**Written exercise:**
Using the data beneath, show every line that includes the word "TradingView".

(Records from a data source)
══════

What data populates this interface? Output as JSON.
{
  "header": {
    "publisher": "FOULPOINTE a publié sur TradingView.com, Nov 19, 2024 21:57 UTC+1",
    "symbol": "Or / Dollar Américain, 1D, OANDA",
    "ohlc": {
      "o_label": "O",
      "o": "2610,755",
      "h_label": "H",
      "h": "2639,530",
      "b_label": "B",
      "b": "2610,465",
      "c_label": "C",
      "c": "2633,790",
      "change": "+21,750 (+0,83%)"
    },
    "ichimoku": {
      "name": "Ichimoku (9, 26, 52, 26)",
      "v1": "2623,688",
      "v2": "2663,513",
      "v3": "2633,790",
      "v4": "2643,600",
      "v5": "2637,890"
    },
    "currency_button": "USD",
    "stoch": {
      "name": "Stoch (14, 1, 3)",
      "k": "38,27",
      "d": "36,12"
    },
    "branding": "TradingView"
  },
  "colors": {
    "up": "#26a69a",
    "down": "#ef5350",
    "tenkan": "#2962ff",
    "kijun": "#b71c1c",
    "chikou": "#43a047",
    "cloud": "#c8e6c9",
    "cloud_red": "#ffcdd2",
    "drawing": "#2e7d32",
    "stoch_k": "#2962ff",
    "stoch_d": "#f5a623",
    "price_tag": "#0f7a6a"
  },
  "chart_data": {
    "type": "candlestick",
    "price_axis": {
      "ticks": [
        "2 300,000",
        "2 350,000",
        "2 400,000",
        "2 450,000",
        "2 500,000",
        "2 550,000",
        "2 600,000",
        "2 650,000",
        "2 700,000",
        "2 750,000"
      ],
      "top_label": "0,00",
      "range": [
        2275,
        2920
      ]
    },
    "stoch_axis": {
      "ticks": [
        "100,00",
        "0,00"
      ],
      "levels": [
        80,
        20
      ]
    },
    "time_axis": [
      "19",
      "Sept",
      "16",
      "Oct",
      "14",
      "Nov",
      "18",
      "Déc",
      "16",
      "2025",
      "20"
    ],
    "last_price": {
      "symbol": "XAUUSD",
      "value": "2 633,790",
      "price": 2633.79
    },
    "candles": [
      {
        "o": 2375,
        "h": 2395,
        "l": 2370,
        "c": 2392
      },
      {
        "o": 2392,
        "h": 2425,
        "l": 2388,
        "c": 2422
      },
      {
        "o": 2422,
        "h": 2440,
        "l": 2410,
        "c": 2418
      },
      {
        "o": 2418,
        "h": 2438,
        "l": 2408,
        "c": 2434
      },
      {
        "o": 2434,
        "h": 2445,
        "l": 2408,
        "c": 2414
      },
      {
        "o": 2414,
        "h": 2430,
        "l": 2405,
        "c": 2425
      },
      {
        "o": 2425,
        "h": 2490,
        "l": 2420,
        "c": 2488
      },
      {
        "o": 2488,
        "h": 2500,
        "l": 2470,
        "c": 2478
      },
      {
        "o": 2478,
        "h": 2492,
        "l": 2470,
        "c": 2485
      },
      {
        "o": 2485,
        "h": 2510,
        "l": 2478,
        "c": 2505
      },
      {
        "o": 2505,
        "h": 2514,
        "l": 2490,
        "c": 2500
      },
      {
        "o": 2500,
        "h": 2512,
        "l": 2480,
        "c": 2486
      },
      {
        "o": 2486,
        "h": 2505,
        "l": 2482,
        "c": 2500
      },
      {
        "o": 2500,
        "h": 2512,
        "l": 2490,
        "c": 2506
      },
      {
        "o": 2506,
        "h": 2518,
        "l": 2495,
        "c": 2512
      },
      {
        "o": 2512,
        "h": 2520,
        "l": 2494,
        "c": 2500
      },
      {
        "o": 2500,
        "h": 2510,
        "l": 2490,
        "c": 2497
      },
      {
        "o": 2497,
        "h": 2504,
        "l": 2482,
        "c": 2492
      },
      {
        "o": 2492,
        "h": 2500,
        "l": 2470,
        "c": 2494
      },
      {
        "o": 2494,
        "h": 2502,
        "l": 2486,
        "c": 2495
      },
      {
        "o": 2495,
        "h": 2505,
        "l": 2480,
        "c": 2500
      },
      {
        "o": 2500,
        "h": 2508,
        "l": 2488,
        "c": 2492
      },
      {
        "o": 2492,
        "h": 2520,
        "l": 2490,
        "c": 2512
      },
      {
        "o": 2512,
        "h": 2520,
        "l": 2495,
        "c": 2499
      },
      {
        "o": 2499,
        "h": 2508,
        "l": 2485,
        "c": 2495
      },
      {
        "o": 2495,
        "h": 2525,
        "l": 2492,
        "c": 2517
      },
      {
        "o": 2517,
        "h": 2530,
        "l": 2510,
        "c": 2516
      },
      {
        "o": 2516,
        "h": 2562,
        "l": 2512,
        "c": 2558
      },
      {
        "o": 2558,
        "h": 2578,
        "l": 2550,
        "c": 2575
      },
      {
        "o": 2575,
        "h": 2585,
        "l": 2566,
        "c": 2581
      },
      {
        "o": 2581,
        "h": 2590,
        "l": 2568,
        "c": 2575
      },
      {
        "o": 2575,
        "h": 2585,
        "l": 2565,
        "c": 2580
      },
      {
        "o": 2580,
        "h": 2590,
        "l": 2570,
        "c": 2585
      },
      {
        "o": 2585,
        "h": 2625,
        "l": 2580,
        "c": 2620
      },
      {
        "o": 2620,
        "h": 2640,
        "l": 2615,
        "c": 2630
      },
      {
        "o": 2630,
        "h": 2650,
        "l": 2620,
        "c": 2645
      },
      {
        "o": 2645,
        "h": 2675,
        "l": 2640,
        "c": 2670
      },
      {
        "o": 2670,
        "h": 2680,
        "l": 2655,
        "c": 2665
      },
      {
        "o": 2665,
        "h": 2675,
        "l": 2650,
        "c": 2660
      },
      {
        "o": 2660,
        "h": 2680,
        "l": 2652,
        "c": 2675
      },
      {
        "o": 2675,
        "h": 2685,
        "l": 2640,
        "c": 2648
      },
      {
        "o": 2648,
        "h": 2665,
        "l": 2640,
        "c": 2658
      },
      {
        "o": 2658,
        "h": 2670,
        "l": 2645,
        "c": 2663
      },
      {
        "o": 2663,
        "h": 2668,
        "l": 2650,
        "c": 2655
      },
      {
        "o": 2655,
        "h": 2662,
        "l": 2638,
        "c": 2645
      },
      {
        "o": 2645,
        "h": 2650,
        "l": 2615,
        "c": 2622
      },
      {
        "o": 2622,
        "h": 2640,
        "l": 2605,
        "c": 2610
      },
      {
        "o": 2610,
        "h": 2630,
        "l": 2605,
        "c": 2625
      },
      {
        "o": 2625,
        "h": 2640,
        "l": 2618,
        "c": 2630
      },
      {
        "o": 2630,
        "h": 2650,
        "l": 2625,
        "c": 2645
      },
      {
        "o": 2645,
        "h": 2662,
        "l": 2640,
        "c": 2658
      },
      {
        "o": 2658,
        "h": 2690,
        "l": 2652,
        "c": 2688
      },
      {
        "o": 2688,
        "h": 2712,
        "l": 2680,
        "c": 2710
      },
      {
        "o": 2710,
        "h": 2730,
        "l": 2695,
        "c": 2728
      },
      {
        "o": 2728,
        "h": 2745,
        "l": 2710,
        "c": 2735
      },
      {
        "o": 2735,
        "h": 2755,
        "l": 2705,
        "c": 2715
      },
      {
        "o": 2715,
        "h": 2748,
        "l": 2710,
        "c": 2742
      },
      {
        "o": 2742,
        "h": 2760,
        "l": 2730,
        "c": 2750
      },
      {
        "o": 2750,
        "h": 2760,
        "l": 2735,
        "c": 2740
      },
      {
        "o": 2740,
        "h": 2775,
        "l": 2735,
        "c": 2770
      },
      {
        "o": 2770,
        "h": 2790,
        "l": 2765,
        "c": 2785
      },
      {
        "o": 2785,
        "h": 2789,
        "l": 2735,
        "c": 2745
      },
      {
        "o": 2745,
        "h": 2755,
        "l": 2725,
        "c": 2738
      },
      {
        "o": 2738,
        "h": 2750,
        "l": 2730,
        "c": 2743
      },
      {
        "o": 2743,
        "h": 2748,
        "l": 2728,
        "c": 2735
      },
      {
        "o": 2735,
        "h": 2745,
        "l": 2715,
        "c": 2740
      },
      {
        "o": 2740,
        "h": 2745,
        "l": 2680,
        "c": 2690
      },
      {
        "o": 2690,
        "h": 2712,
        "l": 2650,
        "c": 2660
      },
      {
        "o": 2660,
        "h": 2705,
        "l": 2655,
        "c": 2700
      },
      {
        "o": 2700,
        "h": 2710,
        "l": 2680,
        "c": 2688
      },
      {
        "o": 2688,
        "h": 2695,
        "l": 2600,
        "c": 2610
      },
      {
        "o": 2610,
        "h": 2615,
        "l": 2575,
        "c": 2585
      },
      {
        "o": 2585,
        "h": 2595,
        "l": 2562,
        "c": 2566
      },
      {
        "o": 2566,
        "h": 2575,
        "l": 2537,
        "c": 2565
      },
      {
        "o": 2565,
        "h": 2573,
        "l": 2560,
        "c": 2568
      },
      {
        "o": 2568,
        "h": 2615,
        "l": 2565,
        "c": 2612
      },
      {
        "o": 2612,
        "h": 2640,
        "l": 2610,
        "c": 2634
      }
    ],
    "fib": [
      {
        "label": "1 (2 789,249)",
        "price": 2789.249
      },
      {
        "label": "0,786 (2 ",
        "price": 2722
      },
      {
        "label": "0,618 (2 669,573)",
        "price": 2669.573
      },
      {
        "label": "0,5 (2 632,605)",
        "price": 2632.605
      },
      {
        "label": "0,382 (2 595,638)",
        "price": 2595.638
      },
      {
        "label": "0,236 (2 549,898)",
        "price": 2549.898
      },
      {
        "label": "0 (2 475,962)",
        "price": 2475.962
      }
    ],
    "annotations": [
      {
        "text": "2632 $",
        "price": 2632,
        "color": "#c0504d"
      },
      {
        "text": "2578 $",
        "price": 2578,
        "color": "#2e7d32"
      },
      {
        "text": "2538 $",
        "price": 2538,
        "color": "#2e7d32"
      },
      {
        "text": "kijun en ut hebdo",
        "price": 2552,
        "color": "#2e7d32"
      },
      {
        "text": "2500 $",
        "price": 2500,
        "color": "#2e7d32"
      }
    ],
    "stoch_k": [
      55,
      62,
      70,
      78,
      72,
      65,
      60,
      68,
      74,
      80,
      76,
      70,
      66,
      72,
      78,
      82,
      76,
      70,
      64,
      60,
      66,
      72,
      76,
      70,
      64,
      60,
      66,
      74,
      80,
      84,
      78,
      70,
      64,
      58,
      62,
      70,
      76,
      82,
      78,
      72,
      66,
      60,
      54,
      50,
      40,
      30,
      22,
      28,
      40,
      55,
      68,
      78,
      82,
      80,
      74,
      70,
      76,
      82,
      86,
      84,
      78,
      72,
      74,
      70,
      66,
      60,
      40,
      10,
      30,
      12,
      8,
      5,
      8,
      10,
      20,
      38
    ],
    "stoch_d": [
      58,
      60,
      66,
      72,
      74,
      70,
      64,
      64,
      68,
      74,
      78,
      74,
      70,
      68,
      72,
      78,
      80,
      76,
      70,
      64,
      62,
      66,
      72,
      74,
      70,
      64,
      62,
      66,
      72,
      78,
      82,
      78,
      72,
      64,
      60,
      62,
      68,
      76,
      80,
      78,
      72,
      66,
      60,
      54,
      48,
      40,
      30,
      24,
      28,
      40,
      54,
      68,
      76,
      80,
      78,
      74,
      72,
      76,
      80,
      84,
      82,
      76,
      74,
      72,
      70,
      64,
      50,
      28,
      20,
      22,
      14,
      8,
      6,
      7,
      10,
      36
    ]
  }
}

══════

**Answer to this problem:**
    "publisher": "FOULPOINTE a publié sur TradingView.com, Nov 19, 2024 21:57 UTC+1",
    "branding": "TradingView"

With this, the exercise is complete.